━━━ Fragmento citado

Las tensiones entre Estados Unidos y México se intensificaron la semana pasada luego de que el Departamento de Justicia estadounidense presentara cargos formales contra el gobernador de Sinaloa, Rubén Rocha Moya, por presuntos vínculos con el Cartel de Sinaloa y delitos de narcotráfico.
Detalles de la acusación
Según informes oficiales, la acusación señala que Rocha Moya habría facilitado operaciones del cartel a cambio de beneficios políticos y económicos. La investigación, que duró varios meses, incluyó testimonios de testigos protegidos y evidencia de comunicaciones interceptadas.
Reacciones en México
El gobierno mexicano, encabezado por la presidenta Claudia Sheinbaum, calificó las acusaciones como "infundadas" y aseguró que se defenderá la soberanía nacional. Por su parte, el gobernador Rocha Moya negó categóricamente los señalamientos y anunció que presentará una defensa legal ante tribunales internacionales.
Contexto bilateral
Este caso se suma a una serie de fricciones diplomáticas entre ambas naciones, incluyendo disputas comerciales y migratorias. Analistas consideran que la acusación podría complicar aún más la relación bilateral, especialmente en materia de seguridad y combate al narcotráfico.
La noticia ha generado reacciones encontradas en la opinión pública mexicana, mientras que en Estados Unidos, sectores políticos han exigido una investigación más profunda sobre los vínculos entre políticos mexicanos y el crimen organizado.

━━━━━━
━━━ Datos mostrados

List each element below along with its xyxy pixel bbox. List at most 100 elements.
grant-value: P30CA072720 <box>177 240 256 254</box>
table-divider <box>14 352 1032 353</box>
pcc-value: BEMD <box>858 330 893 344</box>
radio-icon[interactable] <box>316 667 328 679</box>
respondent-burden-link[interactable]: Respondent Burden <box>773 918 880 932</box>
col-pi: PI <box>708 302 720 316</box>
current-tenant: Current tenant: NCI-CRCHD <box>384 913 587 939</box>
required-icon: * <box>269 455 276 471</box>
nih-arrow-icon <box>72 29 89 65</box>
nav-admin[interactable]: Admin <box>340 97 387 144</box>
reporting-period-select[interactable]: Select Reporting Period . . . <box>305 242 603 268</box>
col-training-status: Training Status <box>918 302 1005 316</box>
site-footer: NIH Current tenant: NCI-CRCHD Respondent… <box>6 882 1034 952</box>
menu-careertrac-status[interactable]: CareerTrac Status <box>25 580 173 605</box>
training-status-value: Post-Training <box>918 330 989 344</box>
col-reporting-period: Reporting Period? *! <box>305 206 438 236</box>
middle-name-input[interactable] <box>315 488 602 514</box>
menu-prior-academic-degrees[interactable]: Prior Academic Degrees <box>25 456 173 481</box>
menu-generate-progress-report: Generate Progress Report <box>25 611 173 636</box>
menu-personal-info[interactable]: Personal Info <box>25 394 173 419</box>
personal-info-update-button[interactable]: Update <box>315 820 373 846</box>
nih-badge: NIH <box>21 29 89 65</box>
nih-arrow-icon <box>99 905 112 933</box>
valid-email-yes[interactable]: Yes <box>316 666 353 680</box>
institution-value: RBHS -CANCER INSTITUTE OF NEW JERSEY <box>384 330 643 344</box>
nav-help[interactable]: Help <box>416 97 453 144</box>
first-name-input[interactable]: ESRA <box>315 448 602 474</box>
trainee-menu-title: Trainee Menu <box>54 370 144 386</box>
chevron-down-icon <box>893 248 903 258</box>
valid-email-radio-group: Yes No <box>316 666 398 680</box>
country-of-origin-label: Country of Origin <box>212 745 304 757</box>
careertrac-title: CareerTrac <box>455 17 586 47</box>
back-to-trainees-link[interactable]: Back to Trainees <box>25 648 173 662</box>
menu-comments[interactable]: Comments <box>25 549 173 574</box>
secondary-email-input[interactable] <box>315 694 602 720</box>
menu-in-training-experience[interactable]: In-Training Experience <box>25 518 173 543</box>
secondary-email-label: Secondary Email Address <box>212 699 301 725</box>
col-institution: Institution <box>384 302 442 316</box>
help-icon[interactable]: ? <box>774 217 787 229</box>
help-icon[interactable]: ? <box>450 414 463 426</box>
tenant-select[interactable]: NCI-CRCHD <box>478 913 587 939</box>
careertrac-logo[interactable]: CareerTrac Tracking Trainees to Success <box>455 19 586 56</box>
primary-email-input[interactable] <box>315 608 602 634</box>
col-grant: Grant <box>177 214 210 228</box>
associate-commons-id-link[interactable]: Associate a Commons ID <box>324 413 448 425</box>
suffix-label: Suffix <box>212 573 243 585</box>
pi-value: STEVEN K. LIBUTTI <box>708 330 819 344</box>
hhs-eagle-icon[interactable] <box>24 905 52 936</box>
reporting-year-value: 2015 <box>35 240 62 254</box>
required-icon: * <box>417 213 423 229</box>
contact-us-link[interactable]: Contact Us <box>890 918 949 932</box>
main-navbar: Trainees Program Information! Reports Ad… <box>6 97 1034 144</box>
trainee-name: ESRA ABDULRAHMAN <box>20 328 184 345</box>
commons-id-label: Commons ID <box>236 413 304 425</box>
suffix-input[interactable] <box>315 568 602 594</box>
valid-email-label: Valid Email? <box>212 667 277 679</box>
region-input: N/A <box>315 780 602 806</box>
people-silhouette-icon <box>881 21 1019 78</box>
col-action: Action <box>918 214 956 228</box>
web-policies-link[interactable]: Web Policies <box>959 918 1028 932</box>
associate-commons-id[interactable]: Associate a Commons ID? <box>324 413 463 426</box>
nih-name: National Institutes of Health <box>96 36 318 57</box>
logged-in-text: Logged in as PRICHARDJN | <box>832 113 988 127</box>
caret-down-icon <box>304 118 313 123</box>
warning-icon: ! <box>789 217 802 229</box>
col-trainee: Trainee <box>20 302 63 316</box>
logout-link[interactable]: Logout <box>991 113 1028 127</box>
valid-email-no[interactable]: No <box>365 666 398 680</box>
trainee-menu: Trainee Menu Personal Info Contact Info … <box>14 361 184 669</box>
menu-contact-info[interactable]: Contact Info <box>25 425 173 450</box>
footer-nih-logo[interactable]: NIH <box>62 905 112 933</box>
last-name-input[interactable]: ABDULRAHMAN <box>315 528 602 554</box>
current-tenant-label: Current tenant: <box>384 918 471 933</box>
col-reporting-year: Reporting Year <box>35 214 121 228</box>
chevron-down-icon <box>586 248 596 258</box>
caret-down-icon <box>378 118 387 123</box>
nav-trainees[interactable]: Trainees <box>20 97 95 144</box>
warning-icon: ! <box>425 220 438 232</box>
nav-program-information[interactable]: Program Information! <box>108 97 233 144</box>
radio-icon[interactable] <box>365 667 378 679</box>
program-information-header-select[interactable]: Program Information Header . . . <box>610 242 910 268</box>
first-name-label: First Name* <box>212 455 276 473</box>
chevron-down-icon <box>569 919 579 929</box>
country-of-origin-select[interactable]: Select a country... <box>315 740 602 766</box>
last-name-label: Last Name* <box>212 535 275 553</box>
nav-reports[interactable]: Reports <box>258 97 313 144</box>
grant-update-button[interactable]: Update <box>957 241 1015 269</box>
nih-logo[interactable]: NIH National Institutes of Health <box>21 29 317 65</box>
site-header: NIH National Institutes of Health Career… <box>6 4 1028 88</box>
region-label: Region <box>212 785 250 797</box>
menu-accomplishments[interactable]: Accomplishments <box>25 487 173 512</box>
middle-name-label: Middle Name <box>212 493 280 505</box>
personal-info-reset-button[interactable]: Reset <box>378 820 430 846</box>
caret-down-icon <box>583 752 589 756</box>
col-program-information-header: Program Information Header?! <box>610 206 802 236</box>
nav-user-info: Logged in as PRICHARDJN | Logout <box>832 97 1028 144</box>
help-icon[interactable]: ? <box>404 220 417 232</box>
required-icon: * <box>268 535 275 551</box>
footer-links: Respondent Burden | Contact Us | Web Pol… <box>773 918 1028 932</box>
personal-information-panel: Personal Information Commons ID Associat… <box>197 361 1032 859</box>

━━━━━━

* Descripción del problema
Transcribe sin cambios el tramo de la nota sobre la acusación contra el gobernador de Sinaloa que empieza con las palabras "Reacciones en México" y termina con "combate al narcotráfico.".

* Respuesta escrita
Reacciones en México
El gobierno mexicano, encabezado por la presidenta Claudia Sheinbaum, calificó las acusaciones como "infundadas" y aseguró que se defenderá la soberanía nacional. Por su parte, el gobernador Rocha Moya negó categóricamente los señalamientos y anunció que presentará una defensa legal ante tribunales internacionales.
Contexto bilateral
Este caso se suma a una serie de fricciones diplomáticas entre ambas naciones, incluyendo disputas comerciales y migratorias. Analistas consideran que la acusación podría complicar aún más la relación bilateral, especialmente en materia de seguridad y combate al narcotráfico.